BRIEF => Your copy should contain exactly the lines from the one that holds "Read out every word on this page." through the end of the material, reproduced as written, with no pictures.

Extracted data entries
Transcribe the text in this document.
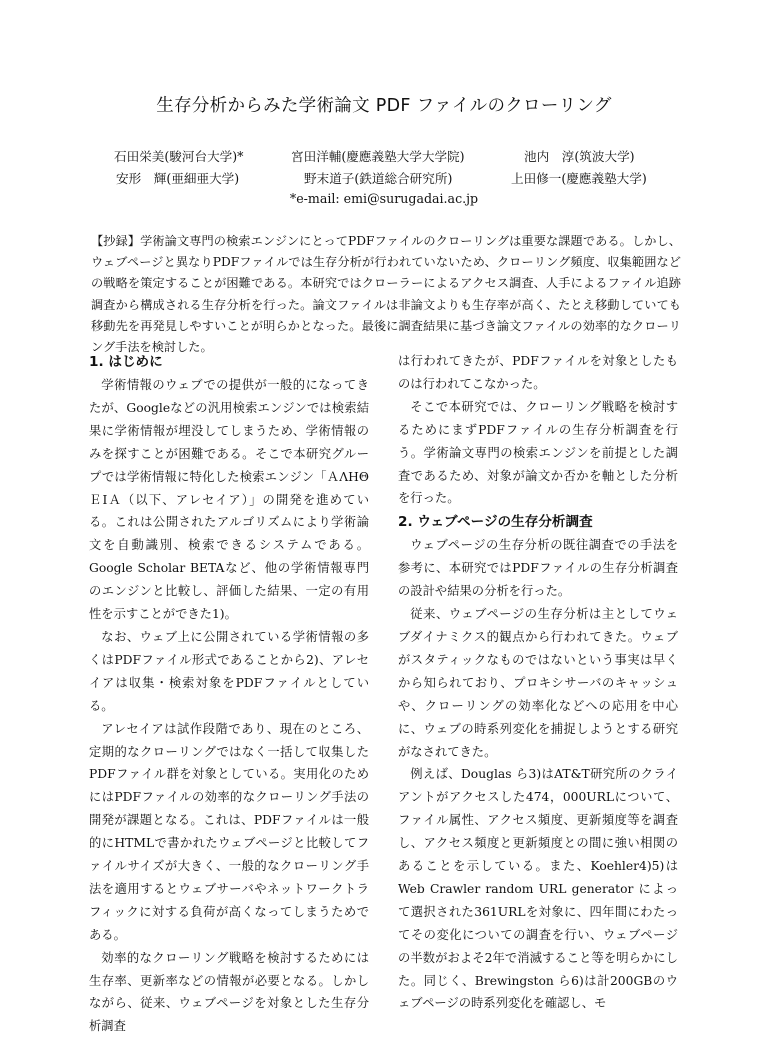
生存分析からみた学術論文 PDF ファイルのクローリング
石田栄美(駿河台大学)*	宮田洋輔(慶應義塾大学大学院)	池内　淳(筑波大学)
安形　輝(亜細亜大学)	野末道子(鉄道総合研究所)	上田修一(慶應義塾大学)
*e-mail: emi@surugadai.ac.jp

【抄録】学術論文専門の検索エンジンにとってPDFファイルのクローリングは重要な課題である。しかし、ウェブページと異なりPDFファイルでは生存分析が行われていないため、クローリング頻度、収集範囲などの戦略を策定することが困難である。本研究ではクローラーによるアクセス調査、人手によるファイル追跡調査から構成される生存分析を行った。論文ファイルは非論文よりも生存率が高く、たとえ移動していても移動先を再発見しやすいことが明らかとなった。最後に調査結果に基づき論文ファイルの効率的なクローリング手法を検討した。

1. はじめに

学術情報のウェブでの提供が一般的になってきたが、Googleなどの汎用検索エンジンでは検索結果に学術情報が埋没してしまうため、学術情報のみを探すことが困難である。そこで本研究グループでは学術情報に特化した検索エンジン「ＡΛΗΘＥΙＡ（以下、アレセイア）」の開発を進めている。これは公開されたアルゴリズムにより学術論文を自動識別、検索できるシステムである。Google Scholar BETAなど、他の学術情報専門のエンジンと比較し、評価した結果、一定の有用性を示すことができた1)。

なお、ウェブ上に公開されている学術情報の多くはPDFファイル形式であることから2)、アレセイアは収集・検索対象をPDFファイルとしている。

アレセイアは試作段階であり、現在のところ、定期的なクローリングではなく一括して収集したPDFファイル群を対象としている。実用化のためにはPDFファイルの効率的なクローリング手法の開発が課題となる。これは、PDFファイルは一般的にHTMLで書かれたウェブページと比較してファイルサイズが大きく、一般的なクローリング手法を適用するとウェブサーバやネットワークトラフィックに対する負荷が高くなってしまうためである。

効率的なクローリング戦略を検討するためには生存率、更新率などの情報が必要となる。しかしながら、従来、ウェブページを対象とした生存分析調査

は行われてきたが、PDFファイルを対象としたものは行われてこなかった。

そこで本研究では、クローリング戦略を検討するためにまずPDFファイルの生存分析調査を行う。学術論文専門の検索エンジンを前提とした調査であるため、対象が論文か否かを軸とした分析を行った。

2. ウェブページの生存分析調査

ウェブページの生存分析の既往調査での手法を参考に、本研究ではPDFファイルの生存分析調査の設計や結果の分析を行った。

従来、ウェブページの生存分析は主としてウェブダイナミクス的観点から行われてきた。ウェブがスタティックなものではないという事実は早くから知られており、プロキシサーバのキャッシュや、クローリングの効率化などへの応用を中心に、ウェブの時系列変化を捕捉しようとする研究がなされてきた。

例えば、Douglas ら3)はAT&T研究所のクライアントがアクセスした474，000URLについて、ファイル属性、アクセス頻度、更新頻度等を調査し、アクセス頻度と更新頻度との間に強い相関のあることを示している。また、Koehler4)5)は Web Crawler random URL generator によって選択された361URLを対象に、四年間にわたってその変化についての調査を行い、ウェブページの半数がおよそ2年で消滅すること等を明らかにした。同じく、Brewingston ら6)は計200GBのウェブページの時系列変化を確認し、モ
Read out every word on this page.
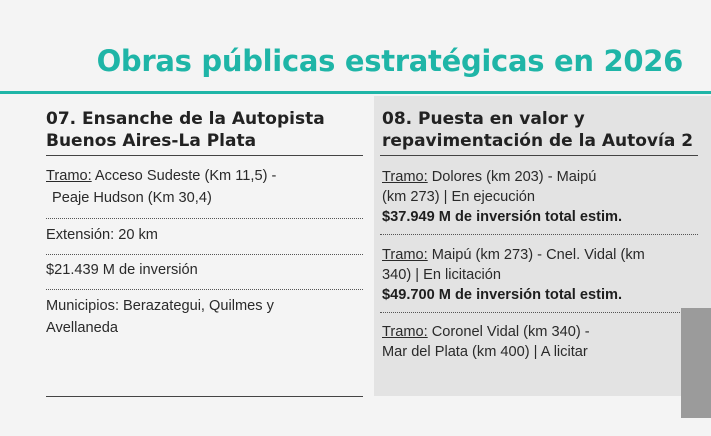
Obras públicas estratégicas en 2026
07. Ensanche de la Autopista
Buenos Aires-La Plata
Tramo: Acceso Sudeste (Km 11,5) -
Peaje Hudson (Km 30,4)
Extensión: 20 km
$21.439 M de inversión
Municipios: Berazategui, Quilmes y
Avellaneda
08. Puesta en valor y
repavimentación de la Autovía 2
Tramo: Dolores (km 203) - Maipú
(km 273) | En ejecución
$37.949 M de inversión total estim.
Tramo: Maipú (km 273) - Cnel. Vidal (km
340) | En licitación
$49.700 M de inversión total estim.
Tramo: Coronel Vidal (km 340) -
Mar del Plata (km 400) | A licitar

EXERCISE RESPONSE =>
Read out every word on this page.
Obras públicas estratégicas en 2026
07. Ensanche de la Autopista
Buenos Aires-La Plata
Tramo: Acceso Sudeste (Km 11,5) -
Peaje Hudson (Km 30,4)
Extensión: 20 km
$21.439 M de inversión
Municipios: Berazategui, Quilmes y
Avellaneda
08. Puesta en valor y
repavimentación de la Autovía 2
Tramo: Dolores (km 203) - Maipú
(km 273) | En ejecución
$37.949 M de inversión total estim.
Tramo: Maipú (km 273) - Cnel. Vidal (km
340) | En licitación
$49.700 M de inversión total estim.
Tramo: Coronel Vidal (km 340) -
Mar del Plata (km 400) | A licitar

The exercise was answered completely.